A diagram of the coding decision process that uses rate-distortion optimization is depicted in FIG. 6. For each coding mode, one has to derive a distortion and rate cost, which in the case of Lagrangian optimization are used to calculate the Lagrangian cost J. A “disparity estimation 0” module uses as input (a) the source input block or region, which for the case of frame-compatible compression may comprise an interleaved stereo frame pair, (b) “causal information” that includes motion vectors and pixel samples from regions/blocks that have already been coded, and (c) reference pictures from the reference picture buffer (of the base layer in that case). This module then selects the parameters (the intra or inter prediction mode to be used, reference indices, illumination parameters, and motion vectors, etc.) and sends them to the “disparity compensation 0” module, which, using only causal information and information from the reference picture buffer, yields a prediction block or region r_pred. This is subtracted from the source block or region and the resulting prediction residual is then transformed and quantized. The transformed and quantized residual then undergoes variable-length entropy coding (VLC) in order to estimate the rate usage.
Rate usage includes bits used to signal the particular coding mode (some are more costly to signal than others), the motion vectors, reference indices (to select the reference picture), illumination compensation parameters, and the transformed and quantized coefficients, among others. To derive the distortion estimate, the transformed and quantized residual undergoes inverse quantization and inverse transformation and is finally added to the prediction block or region to yield the reconstructed block or region for the given coding mode and parameters. This reconstructed block may then optionally undergo loop filtering (to better reflect the operation of the decoder) to yield r_recprior to being fed into a “distortion calculation 0” module together with the original source block. Thus, the distortion estimate D is derived.
A similar diagram for a fast scheme that avoids full coding and reconstruction is shown in FIG. 7. One can observe that the main difference is that distortion calculation utilizes the direct output of the disparity compensation module, which is the prediction block or region r_pred, and that the rate distortion usage usually only considers the impact of the coding mode and the motion parameters (including illumination compensation parameters and the coding of the reference indices). Oftentimes schemes such as these are used primarily for motion estimation due to the low computational overhead; however, one could also apply the schemes to generic coding decision. We assume here that motion estimation is a special case of coding decision. Similarly, one could also use the complex scheme of FIG. 6 to perform motion estimation.
The above optimization strategies have been widely deployed and can produce very good coding results for single-layer codecs. However, in a multi-layer frame-compatible full-resolution scheme as the one to which we are referencing in this disclosure, the layers are not independent from each other as shown in U.S. Provisional Application No. 61/223,027, incorporated herein by reference in its entirety.
FIGS. 3 and 4 show that the enhancement layer has access to additional reference pictures, e.g., the RPU processed pictures that are generated by processing base layer pictures from the base layer reference picture buffer. Consequently, coding choices in the base layer may have an adverse impact on the performance of the enhancement layer. There can be cases where a certain motion vector, a certain coding mode, the selected deblocking filter parameters, the choice of quantization matrices and offsets, and even the use of adaptive quantization or coefficient thresholding may yield good coding results for the base layer but may compromise the compression efficiency and the perceptual quality at the enhancement layer. The coding decision schemes of FIGS. 6 and 7 do not account for this interdependency.

> _GIVEN EXERCISE 1_
List every figure that the excerpt on rate-distortion coding decisions refers to by number.
> _GIVEN EXERCISE 2_
Carry on the excerpt on rate-distortion coding decisions from its last sentence, "The coding decision schemes of FIGS. 6 and 7 do not account for this interdependency."

> _SUPPLIED MATERIAL_

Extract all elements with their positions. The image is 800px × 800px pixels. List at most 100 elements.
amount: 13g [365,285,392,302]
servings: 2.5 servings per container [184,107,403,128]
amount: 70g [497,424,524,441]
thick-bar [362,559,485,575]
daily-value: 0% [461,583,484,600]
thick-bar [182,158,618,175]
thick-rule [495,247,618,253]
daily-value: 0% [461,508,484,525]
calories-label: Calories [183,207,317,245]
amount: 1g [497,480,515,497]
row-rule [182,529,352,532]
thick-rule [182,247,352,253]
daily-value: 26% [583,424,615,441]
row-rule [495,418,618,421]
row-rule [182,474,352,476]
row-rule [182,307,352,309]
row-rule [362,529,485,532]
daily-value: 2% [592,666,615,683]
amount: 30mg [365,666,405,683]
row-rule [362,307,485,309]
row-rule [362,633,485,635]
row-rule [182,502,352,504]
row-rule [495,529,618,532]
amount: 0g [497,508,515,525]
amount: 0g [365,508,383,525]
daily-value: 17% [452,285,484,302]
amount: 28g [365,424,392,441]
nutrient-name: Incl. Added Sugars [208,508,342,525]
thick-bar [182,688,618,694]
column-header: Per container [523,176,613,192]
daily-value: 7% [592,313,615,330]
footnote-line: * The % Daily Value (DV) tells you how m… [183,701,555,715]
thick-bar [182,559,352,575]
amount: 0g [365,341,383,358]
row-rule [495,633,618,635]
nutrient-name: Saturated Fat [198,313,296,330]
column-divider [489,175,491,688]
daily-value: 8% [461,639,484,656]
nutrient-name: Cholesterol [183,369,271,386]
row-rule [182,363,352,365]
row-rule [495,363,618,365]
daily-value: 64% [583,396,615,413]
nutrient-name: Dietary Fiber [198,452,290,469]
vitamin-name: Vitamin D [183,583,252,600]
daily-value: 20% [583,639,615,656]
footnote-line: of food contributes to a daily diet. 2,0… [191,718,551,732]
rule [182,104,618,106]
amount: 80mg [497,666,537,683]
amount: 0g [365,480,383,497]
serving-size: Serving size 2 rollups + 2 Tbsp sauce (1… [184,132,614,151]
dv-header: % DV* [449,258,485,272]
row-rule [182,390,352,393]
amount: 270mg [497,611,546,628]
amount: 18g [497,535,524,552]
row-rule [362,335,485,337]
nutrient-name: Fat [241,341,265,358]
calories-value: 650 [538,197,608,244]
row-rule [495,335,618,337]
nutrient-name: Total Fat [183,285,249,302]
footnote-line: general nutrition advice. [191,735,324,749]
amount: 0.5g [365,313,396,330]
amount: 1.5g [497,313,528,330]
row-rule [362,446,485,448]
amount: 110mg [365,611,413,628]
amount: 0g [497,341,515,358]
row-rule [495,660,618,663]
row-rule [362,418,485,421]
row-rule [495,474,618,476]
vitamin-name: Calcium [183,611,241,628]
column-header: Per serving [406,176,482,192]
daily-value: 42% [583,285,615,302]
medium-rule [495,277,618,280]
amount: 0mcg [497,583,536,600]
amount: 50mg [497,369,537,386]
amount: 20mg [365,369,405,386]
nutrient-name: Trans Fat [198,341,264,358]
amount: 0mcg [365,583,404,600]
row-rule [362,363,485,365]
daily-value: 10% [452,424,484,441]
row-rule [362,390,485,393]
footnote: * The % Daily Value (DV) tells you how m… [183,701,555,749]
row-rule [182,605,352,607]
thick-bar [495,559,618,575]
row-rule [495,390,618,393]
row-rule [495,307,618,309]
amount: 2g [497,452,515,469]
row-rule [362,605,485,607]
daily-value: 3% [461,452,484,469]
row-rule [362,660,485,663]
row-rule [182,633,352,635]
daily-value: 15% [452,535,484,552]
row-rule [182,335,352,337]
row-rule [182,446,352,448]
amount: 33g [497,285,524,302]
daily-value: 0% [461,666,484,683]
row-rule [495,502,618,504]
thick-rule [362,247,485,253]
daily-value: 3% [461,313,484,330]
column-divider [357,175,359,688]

> _RIGHT ANSWER 1_
FIG. 3, FIG. 4, FIG. 6, FIG. 7

> _RIGHT ANSWER 2_
Coding decision and motion estimation for multiple-layer encoders has been studied before. A generic approach that was applied to H.26L-PFGS SNR scalable video encoder can be found in reference [7], where the traditional notion of rate-distortion optimization was extended to also consider the impact of coding decisions in one layer to the distortion and rate usage of its dependent layers. A similar approach, but targeted at Annex G (Scalable Video Coding) of the ITU-T/ISO/IEC H.264/14496-10 video coding standard was presented in reference [6]. In that reference, the Lagrangian cost calculation was extended to include distortion and rate usage terms from dependent layers. Apart from optimization of coding decision and motion estimation, the reference also showed a rate-distortion-optimal trellis-based scheme for quantization that considers the impact to dependent layers.
The present disclosure describes methods that improve and extend traditional motion estimation, intra prediction, and coding decision techniques to account for the inter-layer dependency in frame-compatible, and optionally full-resolution, multiple-layer coding systems that adopt one or more RPU processing elements for predicting representation of a layer given stored reference pictures of another layer. The RPU processing elements may perform filtering, interpolation of missing samples, up-sampling, down-sampling, and motion or stereo disparity compensation when predicting one view from another, among others. The RPU may process the reference picture from a previous layer on a region basis, applying different parameters to each region. These regions may be arbitrary in shape and in size (see also definition of regions for inter and intra prediction). The parameters that control the operation of the RPU processors will be referred to henceforth as RPU parameters.
As previously described, the term ‘coding decision’ refers to selection of one or more of a mode (e.g. inter 4×4 vs intra 16×16), motion or illumination compensation parameters, reference indices, deblocking filter parameters, block sizes, motion vectors, quantization matrices and offsets, quantization strategies (including trellis-based) and thresholding, among various other parameters utilized in a video encoding system. Additionally, coding decision may also involve selection of parameters that control the pre-processors that process each layer.
The following is a brief description of embodiments which will be described in the following paragraphs:

- (a) A first embodiment (see Example 1) considering the impact of the RPU.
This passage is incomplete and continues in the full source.